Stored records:
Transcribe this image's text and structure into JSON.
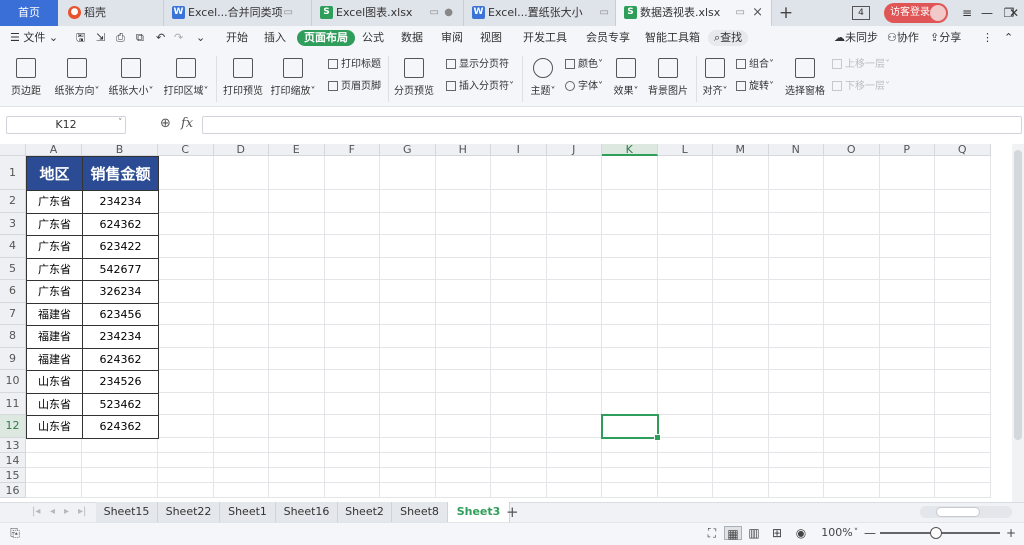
{
  "tabs": {
    "home": "首页",
    "items": [
      {
        "label": "稻壳",
        "icon": "docer-icon"
      },
      {
        "label": "Excel...合并同类项",
        "icon": "writer-doc-icon"
      },
      {
        "label": "Excel图表.xlsx",
        "icon": "sheet-icon"
      },
      {
        "label": "Excel...置纸张大小",
        "icon": "writer-doc-icon"
      },
      {
        "label": "数据透视表.xlsx",
        "icon": "sheet-icon"
      }
    ],
    "new_tab": "+",
    "window_count": "4",
    "visitor_login": "访客登录"
  },
  "menubar": {
    "file": "文件",
    "items": [
      "开始",
      "插入",
      "页面布局",
      "公式",
      "数据",
      "审阅",
      "视图",
      "开发工具",
      "会员专享",
      "智能工具箱"
    ],
    "active": "页面布局",
    "search": "查找",
    "sync": "未同步",
    "collab": "协作",
    "share": "分享"
  },
  "ribbon": {
    "margins": "页边距",
    "orientation": "纸张方向",
    "size": "纸张大小",
    "print_area": "打印区域",
    "print_preview": "打印预览",
    "print_scale": "打印缩放",
    "print_titles": "打印标题",
    "header_footer": "页眉页脚",
    "page_break_preview": "分页预览",
    "show_page_breaks": "显示分页符",
    "insert_page_break": "插入分页符",
    "theme": "主题",
    "colors": "颜色",
    "fonts": "字体",
    "effects": "效果",
    "background": "背景图片",
    "align": "对齐",
    "group": "组合",
    "rotate": "旋转",
    "selection_pane": "选择窗格",
    "bring_forward": "上移一层",
    "send_backward": "下移一层"
  },
  "formula": {
    "cell_ref": "K12",
    "fx": "fx",
    "value": ""
  },
  "grid": {
    "columns": [
      "A",
      "B",
      "C",
      "D",
      "E",
      "F",
      "G",
      "H",
      "I",
      "J",
      "K",
      "L",
      "M",
      "N",
      "O",
      "P",
      "Q"
    ],
    "selected_column": "K",
    "rows": [
      "1",
      "2",
      "3",
      "4",
      "5",
      "6",
      "7",
      "8",
      "9",
      "10",
      "11",
      "12",
      "13",
      "14",
      "15",
      "16"
    ],
    "selected_row": "12",
    "table": {
      "headers": [
        "地区",
        "销售金额"
      ],
      "rows": [
        [
          "广东省",
          "234234"
        ],
        [
          "广东省",
          "624362"
        ],
        [
          "广东省",
          "623422"
        ],
        [
          "广东省",
          "542677"
        ],
        [
          "广东省",
          "326234"
        ],
        [
          "福建省",
          "623456"
        ],
        [
          "福建省",
          "234234"
        ],
        [
          "福建省",
          "624362"
        ],
        [
          "山东省",
          "234526"
        ],
        [
          "山东省",
          "523462"
        ],
        [
          "山东省",
          "624362"
        ]
      ]
    }
  },
  "sheets": {
    "tabs": [
      "Sheet15",
      "Sheet22",
      "Sheet1",
      "Sheet16",
      "Sheet2",
      "Sheet8",
      "Sheet3"
    ],
    "active": "Sheet3",
    "add": "+"
  },
  "status": {
    "zoom": "100%",
    "zoom_minus": "—",
    "zoom_plus": "+"
  },
  "colors": {
    "accent": "#2f9e5a",
    "header_fill": "#2b4c94",
    "home_tab": "#3b6fd8"
  }
}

> _WRITTEN REQUEST_:
Work out how many lines in the records above contain the word "xlsx", and give only that number.

> _RESPONSE BELOW_:
2